[Records from a collection of figures]

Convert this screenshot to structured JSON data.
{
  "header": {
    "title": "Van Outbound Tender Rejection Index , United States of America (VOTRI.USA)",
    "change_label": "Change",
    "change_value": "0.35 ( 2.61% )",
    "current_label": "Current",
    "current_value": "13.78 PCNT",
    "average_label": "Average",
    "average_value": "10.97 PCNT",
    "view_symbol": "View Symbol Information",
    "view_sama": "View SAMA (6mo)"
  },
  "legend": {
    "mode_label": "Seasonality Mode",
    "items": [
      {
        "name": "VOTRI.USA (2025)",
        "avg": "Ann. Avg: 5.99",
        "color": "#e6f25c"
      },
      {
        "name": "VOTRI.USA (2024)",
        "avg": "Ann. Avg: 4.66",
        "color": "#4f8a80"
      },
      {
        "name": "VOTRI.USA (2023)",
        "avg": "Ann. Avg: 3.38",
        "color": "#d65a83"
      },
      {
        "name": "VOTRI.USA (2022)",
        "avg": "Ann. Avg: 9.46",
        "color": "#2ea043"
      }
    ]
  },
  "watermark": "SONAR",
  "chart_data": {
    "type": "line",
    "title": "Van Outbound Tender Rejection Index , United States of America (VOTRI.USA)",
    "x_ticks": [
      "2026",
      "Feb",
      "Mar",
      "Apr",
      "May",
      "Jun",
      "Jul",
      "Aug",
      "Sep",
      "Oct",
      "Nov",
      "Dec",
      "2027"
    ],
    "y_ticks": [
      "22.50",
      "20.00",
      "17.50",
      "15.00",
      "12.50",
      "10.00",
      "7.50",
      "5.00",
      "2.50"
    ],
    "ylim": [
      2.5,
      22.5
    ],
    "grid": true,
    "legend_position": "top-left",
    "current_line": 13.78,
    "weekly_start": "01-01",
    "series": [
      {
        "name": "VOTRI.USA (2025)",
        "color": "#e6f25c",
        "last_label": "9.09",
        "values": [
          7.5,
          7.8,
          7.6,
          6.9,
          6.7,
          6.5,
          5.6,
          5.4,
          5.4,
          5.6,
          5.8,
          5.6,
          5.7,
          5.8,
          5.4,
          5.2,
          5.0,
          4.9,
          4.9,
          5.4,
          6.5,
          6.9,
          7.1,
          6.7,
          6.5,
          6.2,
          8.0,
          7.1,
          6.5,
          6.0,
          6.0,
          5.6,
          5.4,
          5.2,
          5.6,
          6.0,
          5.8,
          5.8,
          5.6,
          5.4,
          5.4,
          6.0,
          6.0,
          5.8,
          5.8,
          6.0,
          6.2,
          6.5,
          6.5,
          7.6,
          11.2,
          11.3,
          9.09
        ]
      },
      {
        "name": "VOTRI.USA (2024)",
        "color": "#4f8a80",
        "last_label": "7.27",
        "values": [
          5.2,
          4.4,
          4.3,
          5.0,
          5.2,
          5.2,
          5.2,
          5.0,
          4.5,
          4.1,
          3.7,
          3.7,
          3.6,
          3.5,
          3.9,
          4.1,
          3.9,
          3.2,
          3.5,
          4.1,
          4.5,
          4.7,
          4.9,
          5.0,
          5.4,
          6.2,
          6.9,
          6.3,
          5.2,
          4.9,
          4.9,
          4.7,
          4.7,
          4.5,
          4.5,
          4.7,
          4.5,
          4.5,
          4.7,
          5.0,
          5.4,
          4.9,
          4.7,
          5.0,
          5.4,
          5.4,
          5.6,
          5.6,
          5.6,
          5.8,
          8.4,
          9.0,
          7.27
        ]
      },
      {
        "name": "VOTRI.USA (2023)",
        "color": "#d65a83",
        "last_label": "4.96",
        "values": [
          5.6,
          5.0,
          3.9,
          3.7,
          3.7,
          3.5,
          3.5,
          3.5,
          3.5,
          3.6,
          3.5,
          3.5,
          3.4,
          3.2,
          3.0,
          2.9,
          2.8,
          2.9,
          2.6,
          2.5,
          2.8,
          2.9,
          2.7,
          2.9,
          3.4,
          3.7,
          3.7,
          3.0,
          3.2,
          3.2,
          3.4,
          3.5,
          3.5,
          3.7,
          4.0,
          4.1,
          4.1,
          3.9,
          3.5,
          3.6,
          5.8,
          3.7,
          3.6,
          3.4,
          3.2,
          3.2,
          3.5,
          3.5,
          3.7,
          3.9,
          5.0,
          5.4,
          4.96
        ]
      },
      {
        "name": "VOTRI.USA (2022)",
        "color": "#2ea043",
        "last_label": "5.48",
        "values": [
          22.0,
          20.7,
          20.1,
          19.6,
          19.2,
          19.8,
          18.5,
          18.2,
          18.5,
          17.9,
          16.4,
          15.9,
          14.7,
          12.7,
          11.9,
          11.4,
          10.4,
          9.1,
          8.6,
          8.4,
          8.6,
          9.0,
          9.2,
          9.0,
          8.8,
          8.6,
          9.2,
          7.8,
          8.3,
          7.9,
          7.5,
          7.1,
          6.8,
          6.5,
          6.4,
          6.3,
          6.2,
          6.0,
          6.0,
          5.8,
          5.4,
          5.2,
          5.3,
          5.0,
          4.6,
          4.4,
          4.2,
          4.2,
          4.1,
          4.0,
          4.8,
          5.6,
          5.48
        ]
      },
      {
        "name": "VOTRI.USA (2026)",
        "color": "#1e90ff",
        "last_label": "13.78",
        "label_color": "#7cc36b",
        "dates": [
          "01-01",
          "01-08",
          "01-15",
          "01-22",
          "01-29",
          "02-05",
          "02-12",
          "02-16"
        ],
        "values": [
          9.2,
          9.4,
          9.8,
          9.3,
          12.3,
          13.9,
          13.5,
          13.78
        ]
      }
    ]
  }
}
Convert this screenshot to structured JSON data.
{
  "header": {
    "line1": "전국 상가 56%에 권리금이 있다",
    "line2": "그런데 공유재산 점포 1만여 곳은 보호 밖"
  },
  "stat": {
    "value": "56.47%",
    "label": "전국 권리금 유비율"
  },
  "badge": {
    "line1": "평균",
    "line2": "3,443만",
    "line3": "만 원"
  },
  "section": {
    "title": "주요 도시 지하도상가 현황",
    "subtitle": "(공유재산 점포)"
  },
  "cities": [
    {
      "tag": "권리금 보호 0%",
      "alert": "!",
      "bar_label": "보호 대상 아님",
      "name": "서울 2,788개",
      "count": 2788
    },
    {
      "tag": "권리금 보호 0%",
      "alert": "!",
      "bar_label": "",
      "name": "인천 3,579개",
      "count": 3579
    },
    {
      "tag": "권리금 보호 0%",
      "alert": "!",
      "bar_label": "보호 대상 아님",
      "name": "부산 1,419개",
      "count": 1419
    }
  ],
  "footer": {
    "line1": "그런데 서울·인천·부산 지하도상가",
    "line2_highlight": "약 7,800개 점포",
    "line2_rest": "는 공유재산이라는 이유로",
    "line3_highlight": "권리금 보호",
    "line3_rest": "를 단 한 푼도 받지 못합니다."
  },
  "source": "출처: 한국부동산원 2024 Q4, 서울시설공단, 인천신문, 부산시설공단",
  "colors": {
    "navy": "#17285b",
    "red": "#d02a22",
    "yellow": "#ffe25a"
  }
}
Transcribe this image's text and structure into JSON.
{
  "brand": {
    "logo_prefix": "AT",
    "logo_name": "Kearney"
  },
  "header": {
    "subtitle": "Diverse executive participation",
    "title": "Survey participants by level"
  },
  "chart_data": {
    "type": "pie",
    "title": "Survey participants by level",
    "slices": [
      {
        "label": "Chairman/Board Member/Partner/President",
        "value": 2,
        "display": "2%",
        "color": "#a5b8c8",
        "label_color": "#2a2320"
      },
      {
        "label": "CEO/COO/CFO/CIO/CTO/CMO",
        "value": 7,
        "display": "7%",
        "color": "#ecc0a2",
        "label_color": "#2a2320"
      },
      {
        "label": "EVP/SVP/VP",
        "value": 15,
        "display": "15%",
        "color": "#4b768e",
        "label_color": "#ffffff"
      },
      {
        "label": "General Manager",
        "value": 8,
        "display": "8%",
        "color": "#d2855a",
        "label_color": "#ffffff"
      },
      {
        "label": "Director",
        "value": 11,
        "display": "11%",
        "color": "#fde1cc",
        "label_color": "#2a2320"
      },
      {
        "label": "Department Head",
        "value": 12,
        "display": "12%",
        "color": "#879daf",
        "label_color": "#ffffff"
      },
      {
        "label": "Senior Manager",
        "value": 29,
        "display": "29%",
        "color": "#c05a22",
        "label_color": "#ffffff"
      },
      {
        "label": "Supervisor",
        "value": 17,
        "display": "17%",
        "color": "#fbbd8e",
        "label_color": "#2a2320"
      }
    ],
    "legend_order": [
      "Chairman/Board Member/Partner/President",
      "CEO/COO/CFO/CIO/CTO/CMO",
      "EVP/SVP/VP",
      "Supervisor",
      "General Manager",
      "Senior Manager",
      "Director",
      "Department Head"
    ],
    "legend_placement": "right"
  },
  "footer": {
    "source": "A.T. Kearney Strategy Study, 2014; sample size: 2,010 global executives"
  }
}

#### Exercise aim:
List every line in the records above that contains the word "View".

#### Exercise solution:
    "view_symbol": "View Symbol Information",
    "view_sama": "View SAMA (6mo)"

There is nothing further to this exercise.